[Task goal]
The entries below should be transcribed in their entirety, exactly as written.

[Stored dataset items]
#####

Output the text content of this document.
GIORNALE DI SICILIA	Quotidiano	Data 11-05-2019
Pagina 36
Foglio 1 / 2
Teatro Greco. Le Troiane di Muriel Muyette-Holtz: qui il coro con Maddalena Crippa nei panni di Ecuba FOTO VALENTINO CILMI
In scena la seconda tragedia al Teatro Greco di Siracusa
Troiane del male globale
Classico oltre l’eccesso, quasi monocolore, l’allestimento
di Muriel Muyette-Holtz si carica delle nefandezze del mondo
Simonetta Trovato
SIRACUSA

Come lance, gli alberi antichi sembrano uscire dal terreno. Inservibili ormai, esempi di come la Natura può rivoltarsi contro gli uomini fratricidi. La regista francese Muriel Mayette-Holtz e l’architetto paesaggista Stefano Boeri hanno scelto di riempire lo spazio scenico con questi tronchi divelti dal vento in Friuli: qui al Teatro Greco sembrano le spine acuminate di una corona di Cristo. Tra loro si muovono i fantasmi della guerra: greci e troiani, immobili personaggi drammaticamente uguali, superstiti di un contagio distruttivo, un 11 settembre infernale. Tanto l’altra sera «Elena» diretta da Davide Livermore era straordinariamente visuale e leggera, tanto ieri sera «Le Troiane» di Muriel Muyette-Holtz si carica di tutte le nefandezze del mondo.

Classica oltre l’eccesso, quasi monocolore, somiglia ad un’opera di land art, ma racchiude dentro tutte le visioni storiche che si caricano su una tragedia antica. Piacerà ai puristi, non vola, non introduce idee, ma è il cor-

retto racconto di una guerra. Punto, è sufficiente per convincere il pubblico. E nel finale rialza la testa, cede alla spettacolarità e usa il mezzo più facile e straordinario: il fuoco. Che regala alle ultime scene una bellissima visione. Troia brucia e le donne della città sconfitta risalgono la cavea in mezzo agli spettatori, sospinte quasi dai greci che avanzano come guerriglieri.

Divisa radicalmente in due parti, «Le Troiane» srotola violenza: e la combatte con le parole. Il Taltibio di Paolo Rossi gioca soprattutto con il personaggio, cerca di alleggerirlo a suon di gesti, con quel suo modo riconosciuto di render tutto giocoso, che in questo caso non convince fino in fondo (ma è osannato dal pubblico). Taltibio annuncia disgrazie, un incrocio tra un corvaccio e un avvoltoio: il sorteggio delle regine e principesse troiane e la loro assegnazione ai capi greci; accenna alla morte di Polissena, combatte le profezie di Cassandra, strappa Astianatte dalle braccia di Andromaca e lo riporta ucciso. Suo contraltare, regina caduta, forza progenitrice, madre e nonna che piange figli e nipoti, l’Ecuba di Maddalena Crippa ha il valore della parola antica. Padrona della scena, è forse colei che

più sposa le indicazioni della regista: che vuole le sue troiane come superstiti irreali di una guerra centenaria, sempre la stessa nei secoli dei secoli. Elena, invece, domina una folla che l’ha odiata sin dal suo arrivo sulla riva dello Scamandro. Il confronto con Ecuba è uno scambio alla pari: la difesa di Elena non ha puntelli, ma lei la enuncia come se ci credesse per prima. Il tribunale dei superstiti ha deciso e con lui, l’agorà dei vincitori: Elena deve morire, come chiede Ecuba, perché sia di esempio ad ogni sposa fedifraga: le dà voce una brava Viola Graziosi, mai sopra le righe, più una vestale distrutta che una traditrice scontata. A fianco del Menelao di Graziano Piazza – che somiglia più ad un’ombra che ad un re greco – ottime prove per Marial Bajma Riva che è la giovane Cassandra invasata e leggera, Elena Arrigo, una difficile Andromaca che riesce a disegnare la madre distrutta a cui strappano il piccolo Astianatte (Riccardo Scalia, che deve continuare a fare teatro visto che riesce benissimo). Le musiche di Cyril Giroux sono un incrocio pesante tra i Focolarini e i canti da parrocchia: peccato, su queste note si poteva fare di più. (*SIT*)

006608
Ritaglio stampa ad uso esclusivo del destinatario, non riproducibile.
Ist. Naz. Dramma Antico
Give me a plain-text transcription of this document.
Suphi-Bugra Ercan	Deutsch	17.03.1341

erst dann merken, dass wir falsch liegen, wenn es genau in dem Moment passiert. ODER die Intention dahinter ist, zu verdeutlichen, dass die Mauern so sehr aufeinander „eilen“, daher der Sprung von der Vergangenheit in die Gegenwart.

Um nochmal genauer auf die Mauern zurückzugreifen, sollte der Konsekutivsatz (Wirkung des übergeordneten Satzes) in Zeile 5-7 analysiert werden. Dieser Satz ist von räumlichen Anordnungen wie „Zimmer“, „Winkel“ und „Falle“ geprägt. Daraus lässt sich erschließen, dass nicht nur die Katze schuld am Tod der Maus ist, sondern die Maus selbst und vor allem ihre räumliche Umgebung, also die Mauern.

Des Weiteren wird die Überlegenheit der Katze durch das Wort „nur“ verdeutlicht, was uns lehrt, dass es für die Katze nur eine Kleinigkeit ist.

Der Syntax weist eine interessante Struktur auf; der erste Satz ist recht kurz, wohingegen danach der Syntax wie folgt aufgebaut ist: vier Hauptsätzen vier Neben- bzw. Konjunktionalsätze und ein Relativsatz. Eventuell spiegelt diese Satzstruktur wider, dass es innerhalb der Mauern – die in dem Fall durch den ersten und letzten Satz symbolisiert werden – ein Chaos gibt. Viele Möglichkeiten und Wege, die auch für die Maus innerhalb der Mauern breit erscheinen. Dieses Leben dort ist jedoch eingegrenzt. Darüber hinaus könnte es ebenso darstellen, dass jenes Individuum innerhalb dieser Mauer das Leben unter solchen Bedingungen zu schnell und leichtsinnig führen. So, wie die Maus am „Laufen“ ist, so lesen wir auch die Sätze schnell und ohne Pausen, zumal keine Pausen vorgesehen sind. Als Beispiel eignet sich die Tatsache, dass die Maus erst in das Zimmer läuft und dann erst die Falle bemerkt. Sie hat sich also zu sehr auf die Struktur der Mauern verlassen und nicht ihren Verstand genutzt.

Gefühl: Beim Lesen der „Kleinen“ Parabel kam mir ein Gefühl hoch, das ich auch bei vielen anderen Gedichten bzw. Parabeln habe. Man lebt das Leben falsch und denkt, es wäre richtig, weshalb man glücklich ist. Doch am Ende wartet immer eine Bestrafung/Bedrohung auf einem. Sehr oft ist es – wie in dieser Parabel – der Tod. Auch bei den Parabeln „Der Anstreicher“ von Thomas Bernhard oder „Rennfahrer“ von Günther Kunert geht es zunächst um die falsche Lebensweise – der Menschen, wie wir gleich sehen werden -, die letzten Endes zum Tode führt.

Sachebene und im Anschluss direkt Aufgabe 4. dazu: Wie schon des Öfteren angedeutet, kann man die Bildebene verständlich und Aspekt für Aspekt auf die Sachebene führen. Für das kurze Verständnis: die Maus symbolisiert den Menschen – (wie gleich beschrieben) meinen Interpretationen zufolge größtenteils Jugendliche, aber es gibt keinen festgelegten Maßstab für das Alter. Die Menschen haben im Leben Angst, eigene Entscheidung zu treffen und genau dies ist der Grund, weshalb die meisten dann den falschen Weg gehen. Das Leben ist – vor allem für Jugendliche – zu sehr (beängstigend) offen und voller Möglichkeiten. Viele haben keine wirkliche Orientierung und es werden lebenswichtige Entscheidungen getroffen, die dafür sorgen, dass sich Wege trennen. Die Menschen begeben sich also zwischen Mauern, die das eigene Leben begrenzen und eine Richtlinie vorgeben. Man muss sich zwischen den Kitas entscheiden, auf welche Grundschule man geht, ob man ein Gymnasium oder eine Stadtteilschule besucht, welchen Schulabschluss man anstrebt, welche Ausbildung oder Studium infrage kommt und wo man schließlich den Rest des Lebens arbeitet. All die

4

#####

[Exercise response]
Output the text content of this document.
GIORNALE DI SICILIA	Quotidiano	Data 11-05-2019
Pagina 36
Foglio 1 / 2
Teatro Greco. Le Troiane di Muriel Muyette-Holtz: qui il coro con Maddalena Crippa nei panni di Ecuba FOTO VALENTINO CILMI
In scena la seconda tragedia al Teatro Greco di Siracusa
Troiane del male globale
Classico oltre l’eccesso, quasi monocolore, l’allestimento
di Muriel Muyette-Holtz si carica delle nefandezze del mondo
Simonetta Trovato
SIRACUSA

Come lance, gli alberi antichi sembrano uscire dal terreno. Inservibili ormai, esempi di come la Natura può rivoltarsi contro gli uomini fratricidi. La regista francese Muriel Mayette-Holtz e l’architetto paesaggista Stefano Boeri hanno scelto di riempire lo spazio scenico con questi tronchi divelti dal vento in Friuli: qui al Teatro Greco sembrano le spine acuminate di una corona di Cristo. Tra loro si muovono i fantasmi della guerra: greci e troiani, immobili personaggi drammaticamente uguali, superstiti di un contagio distruttivo, un 11 settembre infernale. Tanto l’altra sera «Elena» diretta da Davide Livermore era straordinariamente visuale e leggera, tanto ieri sera «Le Troiane» di Muriel Muyette-Holtz si carica di tutte le nefandezze del mondo.

Classica oltre l’eccesso, quasi monocolore, somiglia ad un’opera di land art, ma racchiude dentro tutte le visioni storiche che si caricano su una tragedia antica. Piacerà ai puristi, non vola, non introduce idee, ma è il cor-

retto racconto di una guerra. Punto, è sufficiente per convincere il pubblico. E nel finale rialza la testa, cede alla spettacolarità e usa il mezzo più facile e straordinario: il fuoco. Che regala alle ultime scene una bellissima visione. Troia brucia e le donne della città sconfitta risalgono la cavea in mezzo agli spettatori, sospinte quasi dai greci che avanzano come guerriglieri.

Divisa radicalmente in due parti, «Le Troiane» srotola violenza: e la combatte con le parole. Il Taltibio di Paolo Rossi gioca soprattutto con il personaggio, cerca di alleggerirlo a suon di gesti, con quel suo modo riconosciuto di render tutto giocoso, che in questo caso non convince fino in fondo (ma è osannato dal pubblico). Taltibio annuncia disgrazie, un incrocio tra un corvaccio e un avvoltoio: il sorteggio delle regine e principesse troiane e la loro assegnazione ai capi greci; accenna alla morte di Polissena, combatte le profezie di Cassandra, strappa Astianatte dalle braccia di Andromaca e lo riporta ucciso. Suo contraltare, regina caduta, forza progenitrice, madre e nonna che piange figli e nipoti, l’Ecuba di Maddalena Crippa ha il valore della parola antica. Padrona della scena, è forse colei che

più sposa le indicazioni della regista: che vuole le sue troiane come superstiti irreali di una guerra centenaria, sempre la stessa nei secoli dei secoli. Elena, invece, domina una folla che l’ha odiata sin dal suo arrivo sulla riva dello Scamandro. Il confronto con Ecuba è uno scambio alla pari: la difesa di Elena non ha puntelli, ma lei la enuncia come se ci credesse per prima. Il tribunale dei superstiti ha deciso e con lui, l’agorà dei vincitori: Elena deve morire, come chiede Ecuba, perché sia di esempio ad ogni sposa fedifraga: le dà voce una brava Viola Graziosi, mai sopra le righe, più una vestale distrutta che una traditrice scontata. A fianco del Menelao di Graziano Piazza – che somiglia più ad un’ombra che ad un re greco – ottime prove per Marial Bajma Riva che è la giovane Cassandra invasata e leggera, Elena Arrigo, una difficile Andromaca che riesce a disegnare la madre distrutta a cui strappano il piccolo Astianatte (Riccardo Scalia, che deve continuare a fare teatro visto che riesce benissimo). Le musiche di Cyril Giroux sono un incrocio pesante tra i Focolarini e i canti da parrocchia: peccato, su queste note si poteva fare di più. (*SIT*)

006608
Ritaglio stampa ad uso esclusivo del destinatario, non riproducibile.
Ist. Naz. Dramma Antico
Give me a plain-text transcription of this document.
Suphi-Bugra Ercan	Deutsch	17.03.1341

erst dann merken, dass wir falsch liegen, wenn es genau in dem Moment passiert. ODER die Intention dahinter ist, zu verdeutlichen, dass die Mauern so sehr aufeinander „eilen“, daher der Sprung von der Vergangenheit in die Gegenwart.

Um nochmal genauer auf die Mauern zurückzugreifen, sollte der Konsekutivsatz (Wirkung des übergeordneten Satzes) in Zeile 5-7 analysiert werden. Dieser Satz ist von räumlichen Anordnungen wie „Zimmer“, „Winkel“ und „Falle“ geprägt. Daraus lässt sich erschließen, dass nicht nur die Katze schuld am Tod der Maus ist, sondern die Maus selbst und vor allem ihre räumliche Umgebung, also die Mauern.

Des Weiteren wird die Überlegenheit der Katze durch das Wort „nur“ verdeutlicht, was uns lehrt, dass es für die Katze nur eine Kleinigkeit ist.

Der Syntax weist eine interessante Struktur auf; der erste Satz ist recht kurz, wohingegen danach der Syntax wie folgt aufgebaut ist: vier Hauptsätzen vier Neben- bzw. Konjunktionalsätze und ein Relativsatz. Eventuell spiegelt diese Satzstruktur wider, dass es innerhalb der Mauern – die in dem Fall durch den ersten und letzten Satz symbolisiert werden – ein Chaos gibt. Viele Möglichkeiten und Wege, die auch für die Maus innerhalb der Mauern breit erscheinen. Dieses Leben dort ist jedoch eingegrenzt. Darüber hinaus könnte es ebenso darstellen, dass jenes Individuum innerhalb dieser Mauer das Leben unter solchen Bedingungen zu schnell und leichtsinnig führen. So, wie die Maus am „Laufen“ ist, so lesen wir auch die Sätze schnell und ohne Pausen, zumal keine Pausen vorgesehen sind. Als Beispiel eignet sich die Tatsache, dass die Maus erst in das Zimmer läuft und dann erst die Falle bemerkt. Sie hat sich also zu sehr auf die Struktur der Mauern verlassen und nicht ihren Verstand genutzt.

Gefühl: Beim Lesen der „Kleinen“ Parabel kam mir ein Gefühl hoch, das ich auch bei vielen anderen Gedichten bzw. Parabeln habe. Man lebt das Leben falsch und denkt, es wäre richtig, weshalb man glücklich ist. Doch am Ende wartet immer eine Bestrafung/Bedrohung auf einem. Sehr oft ist es – wie in dieser Parabel – der Tod. Auch bei den Parabeln „Der Anstreicher“ von Thomas Bernhard oder „Rennfahrer“ von Günther Kunert geht es zunächst um die falsche Lebensweise – der Menschen, wie wir gleich sehen werden -, die letzten Endes zum Tode führt.

Sachebene und im Anschluss direkt Aufgabe 4. dazu: Wie schon des Öfteren angedeutet, kann man die Bildebene verständlich und Aspekt für Aspekt auf die Sachebene führen. Für das kurze Verständnis: die Maus symbolisiert den Menschen – (wie gleich beschrieben) meinen Interpretationen zufolge größtenteils Jugendliche, aber es gibt keinen festgelegten Maßstab für das Alter. Die Menschen haben im Leben Angst, eigene Entscheidung zu treffen und genau dies ist der Grund, weshalb die meisten dann den falschen Weg gehen. Das Leben ist – vor allem für Jugendliche – zu sehr (beängstigend) offen und voller Möglichkeiten. Viele haben keine wirkliche Orientierung und es werden lebenswichtige Entscheidungen getroffen, die dafür sorgen, dass sich Wege trennen. Die Menschen begeben sich also zwischen Mauern, die das eigene Leben begrenzen und eine Richtlinie vorgeben. Man muss sich zwischen den Kitas entscheiden, auf welche Grundschule man geht, ob man ein Gymnasium oder eine Stadtteilschule besucht, welchen Schulabschluss man anstrebt, welche Ausbildung oder Studium infrage kommt und wo man schließlich den Rest des Lebens arbeitet. All die

4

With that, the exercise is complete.